Figure content listings:
▼▼▼
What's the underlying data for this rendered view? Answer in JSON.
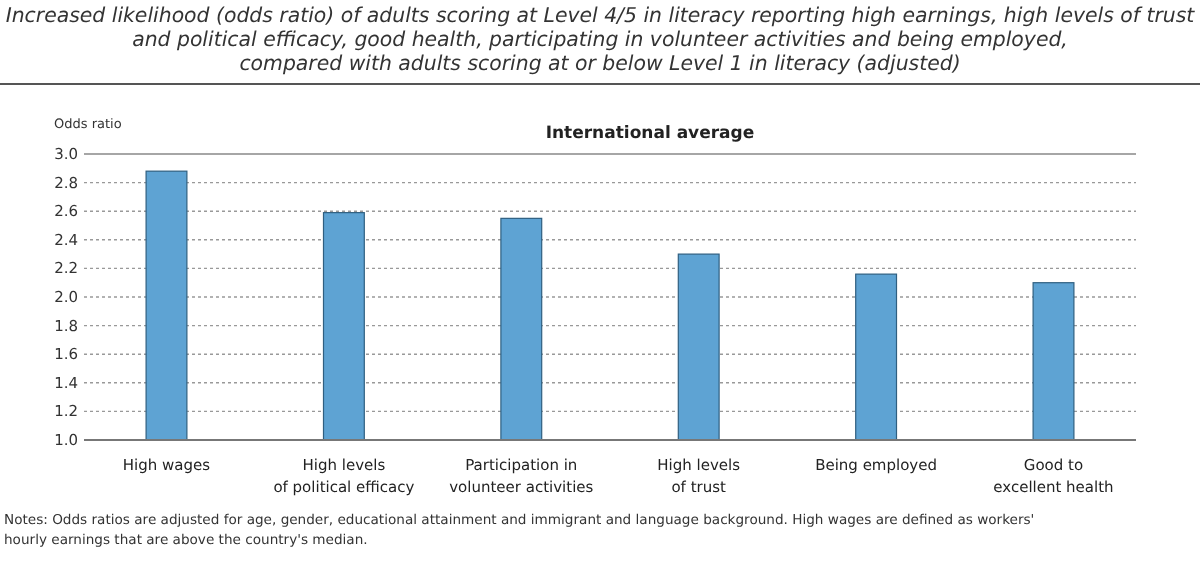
{
  "chart_data": {
    "type": "bar",
    "title": "Increased likelihood (odds ratio) of adults scoring at Level 4/5 in literacy reporting high earnings, high levels of trust\nand political efficacy, good health, participating in volunteer activities and being employed,\ncompared with adults scoring at or below Level 1 in literacy (adjusted)",
    "subtitle": "International average",
    "ylabel": "Odds ratio",
    "categories": [
      "High wages",
      "High levels\nof political efficacy",
      "Participation in\nvolunteer activities",
      "High levels\nof trust",
      "Being employed",
      "Good to\nexcellent health"
    ],
    "values": [
      2.88,
      2.59,
      2.55,
      2.3,
      2.16,
      2.1
    ],
    "color": "#5ea3d3",
    "ylim": [
      1.0,
      3.0
    ],
    "yticks": [
      {
        "value": 1,
        "label": "1.0"
      },
      {
        "value": 1.2,
        "label": "1.2"
      },
      {
        "value": 1.4,
        "label": "1.4"
      },
      {
        "value": 1.6,
        "label": "1.6"
      },
      {
        "value": 1.8,
        "label": "1.8"
      },
      {
        "value": 2,
        "label": "2.0"
      },
      {
        "value": 2.2,
        "label": "2.2"
      },
      {
        "value": 2.4,
        "label": "2.4"
      },
      {
        "value": 2.6,
        "label": "2.6"
      },
      {
        "value": 2.8,
        "label": "2.8"
      },
      {
        "value": 3,
        "label": "3.0"
      }
    ],
    "grid": "y",
    "annotations": [
      "Notes: Odds ratios are adjusted for age, gender, educational attainment and immigrant and language background. High wages are defined as workers'\nhourly earnings that are above the country's median."
    ]
  }
}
▲▲▲
## What the task asks
Reproduce every entry word for word, but skip any pictures.

## Answer for the task
What's the underlying data for this rendered view? Answer in JSON.
{
  "chart_data": {
    "type": "bar",
    "title": "Increased likelihood (odds ratio) of adults scoring at Level 4/5 in literacy reporting high earnings, high levels of trust\nand political efficacy, good health, participating in volunteer activities and being employed,\ncompared with adults scoring at or below Level 1 in literacy (adjusted)",
    "subtitle": "International average",
    "ylabel": "Odds ratio",
    "categories": [
      "High wages",
      "High levels\nof political efficacy",
      "Participation in\nvolunteer activities",
      "High levels\nof trust",
      "Being employed",
      "Good to\nexcellent health"
    ],
    "values": [
      2.88,
      2.59,
      2.55,
      2.3,
      2.16,
      2.1
    ],
    "color": "#5ea3d3",
    "ylim": [
      1.0,
      3.0
    ],
    "yticks": [
      {
        "value": 1,
        "label": "1.0"
      },
      {
        "value": 1.2,
        "label": "1.2"
      },
      {
        "value": 1.4,
        "label": "1.4"
      },
      {
        "value": 1.6,
        "label": "1.6"
      },
      {
        "value": 1.8,
        "label": "1.8"
      },
      {
        "value": 2,
        "label": "2.0"
      },
      {
        "value": 2.2,
        "label": "2.2"
      },
      {
        "value": 2.4,
        "label": "2.4"
      },
      {
        "value": 2.6,
        "label": "2.6"
      },
      {
        "value": 2.8,
        "label": "2.8"
      },
      {
        "value": 3,
        "label": "3.0"
      }
    ],
    "grid": "y",
    "annotations": [
      "Notes: Odds ratios are adjusted for age, gender, educational attainment and immigrant and language background. High wages are defined as workers'\nhourly earnings that are above the country's median."
    ]
  }
}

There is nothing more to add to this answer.